Any pictures in the records below should be skipped; write out everything else exactly.

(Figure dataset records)
* * *

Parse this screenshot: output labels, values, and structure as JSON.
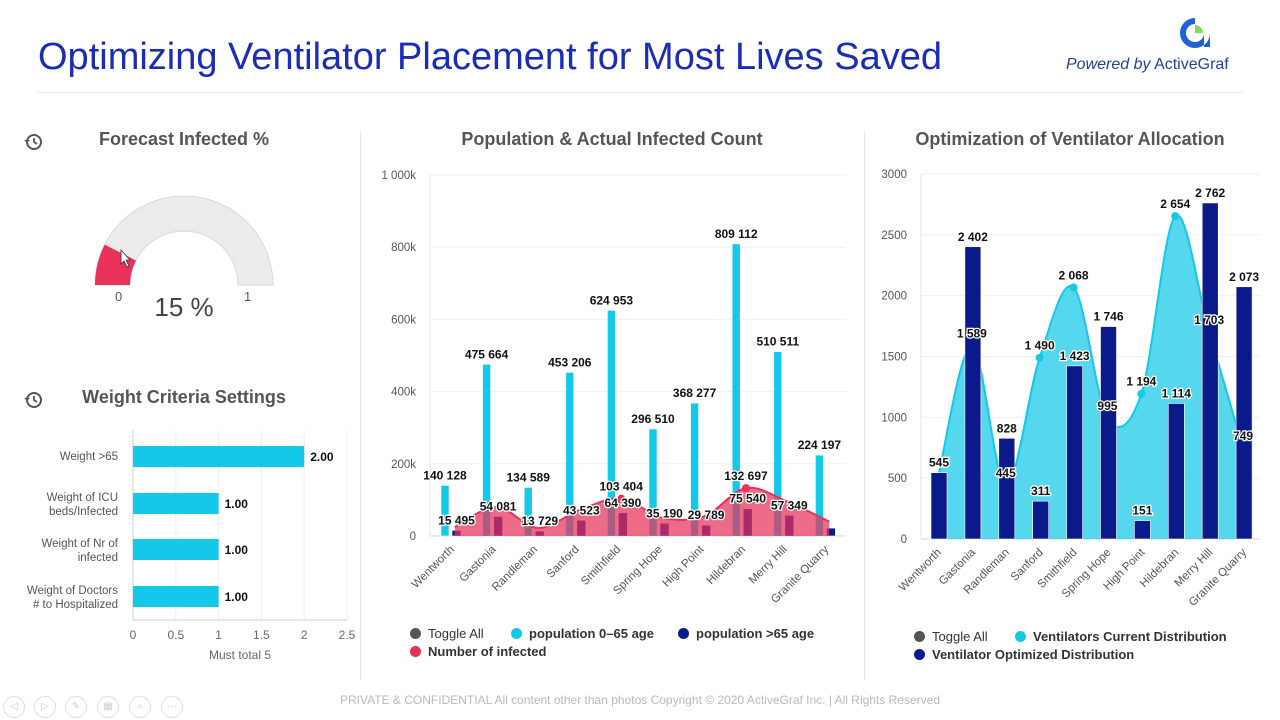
{
  "header": {
    "title": "Optimizing Ventilator Placement for Most Lives Saved",
    "powered_prefix": "Powered by",
    "brand": "ActiveGraf"
  },
  "forecast": {
    "title": "Forecast Infected %",
    "value_label": "15 %",
    "value_fraction": 0.15,
    "min_label": "0",
    "max_label": "1",
    "colors": {
      "fill": "#e8325a",
      "track": "#ececec"
    }
  },
  "weights": {
    "title": "Weight Criteria Settings",
    "xlabel": "Must total 5",
    "ticks": [
      "0",
      "0.5",
      "1",
      "1.5",
      "2",
      "2.5"
    ],
    "items": [
      {
        "label1": "Weight >65",
        "label2": "",
        "value": 2,
        "value_label": "2.00"
      },
      {
        "label1": "Weight of ICU",
        "label2": "beds/Infected",
        "value": 1,
        "value_label": "1.00"
      },
      {
        "label1": "Weight of Nr of",
        "label2": "infected",
        "value": 1,
        "value_label": "1.00"
      },
      {
        "label1": "Weight of Doctors",
        "label2": "# to Hospitalized",
        "value": 1,
        "value_label": "1.00"
      }
    ]
  },
  "chart_data": [
    {
      "type": "bar",
      "title": "Population & Actual Infected Count",
      "ylim": [
        0,
        1000000
      ],
      "yticks": [
        "0",
        "200k",
        "400k",
        "600k",
        "800k",
        "1 000k"
      ],
      "categories": [
        "Wentworth",
        "Gastonia",
        "Randleman",
        "Sanford",
        "Smithfield",
        "Spring Hope",
        "High Point",
        "Hildebran",
        "Merry Hill",
        "Granite Quarry"
      ],
      "series": [
        {
          "name": "population 0–65 age",
          "kind": "bar",
          "color": "#13c8e8",
          "values": [
            140128,
            475664,
            134589,
            453206,
            624953,
            296510,
            368277,
            809112,
            510511,
            224197
          ],
          "labels": [
            "140 128",
            "475 664",
            "134 589",
            "453 206",
            "624 953",
            "296 510",
            "368 277",
            "809 112",
            "510 511",
            "224 197"
          ]
        },
        {
          "name": "population >65 age",
          "kind": "bar",
          "color": "#0a1a8a",
          "values": [
            15495,
            54081,
            13729,
            43523,
            64390,
            35190,
            29789,
            75540,
            57349,
            22000
          ],
          "labels": [
            "15 495",
            "54 081",
            "13 729",
            "43 523",
            "64 390",
            "35 190",
            "29 789",
            "75 540",
            "57 349",
            null
          ]
        },
        {
          "name": "Number of infected",
          "kind": "area",
          "color": "#e8325a",
          "values": [
            25000,
            80000,
            22000,
            72000,
            103404,
            50000,
            55000,
            132697,
            95000,
            40000
          ],
          "labels": [
            null,
            null,
            null,
            null,
            "103 404",
            null,
            null,
            "132 697",
            null,
            null
          ]
        }
      ],
      "legend": {
        "toggle": "Toggle All",
        "position": "bottom"
      }
    },
    {
      "type": "bar",
      "title": "Optimization of Ventilator Allocation",
      "ylim": [
        0,
        3000
      ],
      "yticks": [
        "0",
        "500",
        "1000",
        "1500",
        "2000",
        "2500",
        "3000"
      ],
      "categories": [
        "Wentworth",
        "Gastonia",
        "Randleman",
        "Sanford",
        "Smithfield",
        "Spring Hope",
        "High Point",
        "Hildebran",
        "Merry Hill",
        "Granite Quarry"
      ],
      "series": [
        {
          "name": "Ventilators Current Distribution",
          "kind": "area",
          "color": "#13c8e8",
          "values": [
            500,
            1589,
            445,
            1490,
            2068,
            995,
            1194,
            2654,
            1703,
            749
          ],
          "labels": [
            null,
            "1 589",
            "445",
            "1 490",
            "2 068",
            "995",
            "1 194",
            "2 654",
            "1 703",
            "749"
          ]
        },
        {
          "name": "Ventilator Optimized Distribution",
          "kind": "bar",
          "color": "#0a1a8a",
          "values": [
            545,
            2402,
            828,
            311,
            1423,
            1746,
            151,
            1114,
            2762,
            2073
          ],
          "labels": [
            "545",
            "2 402",
            "828",
            "311",
            "1 423",
            "1 746",
            "151",
            "1 114",
            "2 762",
            "2 073"
          ]
        }
      ],
      "legend": {
        "toggle": "Toggle All",
        "position": "bottom"
      }
    }
  ],
  "footer": {
    "text": "PRIVATE & CONFIDENTIAL  All content other than photos Copyright © 2020 ActiveGraf Inc. | All Rights Reserved"
  },
  "toolbar": {
    "icons": [
      "previous-icon",
      "next-icon",
      "pen-icon",
      "slides-icon",
      "zoom-icon",
      "more-icon"
    ],
    "glyphs": [
      "◁",
      "▷",
      "✎",
      "▦",
      "⌕",
      "···"
    ]
  }
}
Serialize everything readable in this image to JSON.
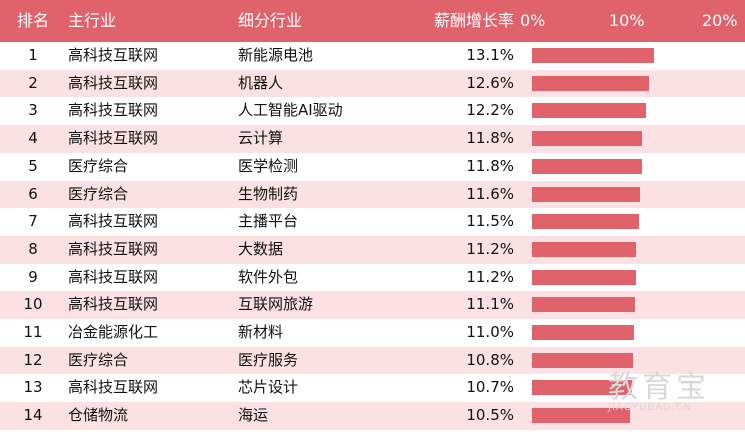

* * *

ANSWER TO THIS EXERCISE:
Parse this screenshot: output labels, values, and structure as JSON.
{
  "header": {
    "title": "Optimizing Ventilator Placement for Most Lives Saved",
    "powered_prefix": "Powered by",
    "brand": "ActiveGraf"
  },
  "forecast": {
    "title": "Forecast Infected %",
    "value_label": "15 %",
    "value_fraction": 0.15,
    "min_label": "0",
    "max_label": "1",
    "colors": {
      "fill": "#e8325a",
      "track": "#ececec"
    }
  },
  "weights": {
    "title": "Weight Criteria Settings",
    "xlabel": "Must total 5",
    "ticks": [
      "0",
      "0.5",
      "1",
      "1.5",
      "2",
      "2.5"
    ],
    "items": [
      {
        "label1": "Weight >65",
        "label2": "",
        "value": 2,
        "value_label": "2.00"
      },
      {
        "label1": "Weight of ICU",
        "label2": "beds/Infected",
        "value": 1,
        "value_label": "1.00"
      },
      {
        "label1": "Weight of Nr of",
        "label2": "infected",
        "value": 1,
        "value_label": "1.00"
      },
      {
        "label1": "Weight of Doctors",
        "label2": "# to Hospitalized",
        "value": 1,
        "value_label": "1.00"
      }
    ]
  },
  "chart_data": [
    {
      "type": "bar",
      "title": "Population & Actual Infected Count",
      "ylim": [
        0,
        1000000
      ],
      "yticks": [
        "0",
        "200k",
        "400k",
        "600k",
        "800k",
        "1 000k"
      ],
      "categories": [
        "Wentworth",
        "Gastonia",
        "Randleman",
        "Sanford",
        "Smithfield",
        "Spring Hope",
        "High Point",
        "Hildebran",
        "Merry Hill",
        "Granite Quarry"
      ],
      "series": [
        {
          "name": "population 0–65 age",
          "kind": "bar",
          "color": "#13c8e8",
          "values": [
            140128,
            475664,
            134589,
            453206,
            624953,
            296510,
            368277,
            809112,
            510511,
            224197
          ],
          "labels": [
            "140 128",
            "475 664",
            "134 589",
            "453 206",
            "624 953",
            "296 510",
            "368 277",
            "809 112",
            "510 511",
            "224 197"
          ]
        },
        {
          "name": "population >65 age",
          "kind": "bar",
          "color": "#0a1a8a",
          "values": [
            15495,
            54081,
            13729,
            43523,
            64390,
            35190,
            29789,
            75540,
            57349,
            22000
          ],
          "labels": [
            "15 495",
            "54 081",
            "13 729",
            "43 523",
            "64 390",
            "35 190",
            "29 789",
            "75 540",
            "57 349",
            null
          ]
        },
        {
          "name": "Number of infected",
          "kind": "area",
          "color": "#e8325a",
          "values": [
            25000,
            80000,
            22000,
            72000,
            103404,
            50000,
            55000,
            132697,
            95000,
            40000
          ],
          "labels": [
            null,
            null,
            null,
            null,
            "103 404",
            null,
            null,
            "132 697",
            null,
            null
          ]
        }
      ],
      "legend": {
        "toggle": "Toggle All",
        "position": "bottom"
      }
    },
    {
      "type": "bar",
      "title": "Optimization of Ventilator Allocation",
      "ylim": [
        0,
        3000
      ],
      "yticks": [
        "0",
        "500",
        "1000",
        "1500",
        "2000",
        "2500",
        "3000"
      ],
      "categories": [
        "Wentworth",
        "Gastonia",
        "Randleman",
        "Sanford",
        "Smithfield",
        "Spring Hope",
        "High Point",
        "Hildebran",
        "Merry Hill",
        "Granite Quarry"
      ],
      "series": [
        {
          "name": "Ventilators Current Distribution",
          "kind": "area",
          "color": "#13c8e8",
          "values": [
            500,
            1589,
            445,
            1490,
            2068,
            995,
            1194,
            2654,
            1703,
            749
          ],
          "labels": [
            null,
            "1 589",
            "445",
            "1 490",
            "2 068",
            "995",
            "1 194",
            "2 654",
            "1 703",
            "749"
          ]
        },
        {
          "name": "Ventilator Optimized Distribution",
          "kind": "bar",
          "color": "#0a1a8a",
          "values": [
            545,
            2402,
            828,
            311,
            1423,
            1746,
            151,
            1114,
            2762,
            2073
          ],
          "labels": [
            "545",
            "2 402",
            "828",
            "311",
            "1 423",
            "1 746",
            "151",
            "1 114",
            "2 762",
            "2 073"
          ]
        }
      ],
      "legend": {
        "toggle": "Toggle All",
        "position": "bottom"
      }
    }
  ],
  "footer": {
    "text": "PRIVATE & CONFIDENTIAL  All content other than photos Copyright © 2020 ActiveGraf Inc. | All Rights Reserved"
  },
  "toolbar": {
    "icons": [
      "previous-icon",
      "next-icon",
      "pen-icon",
      "slides-icon",
      "zoom-icon",
      "more-icon"
    ],
    "glyphs": [
      "◁",
      "▷",
      "✎",
      "▦",
      "⌕",
      "···"
    ]
  }
}
Serialize everything readable in this image to JSON.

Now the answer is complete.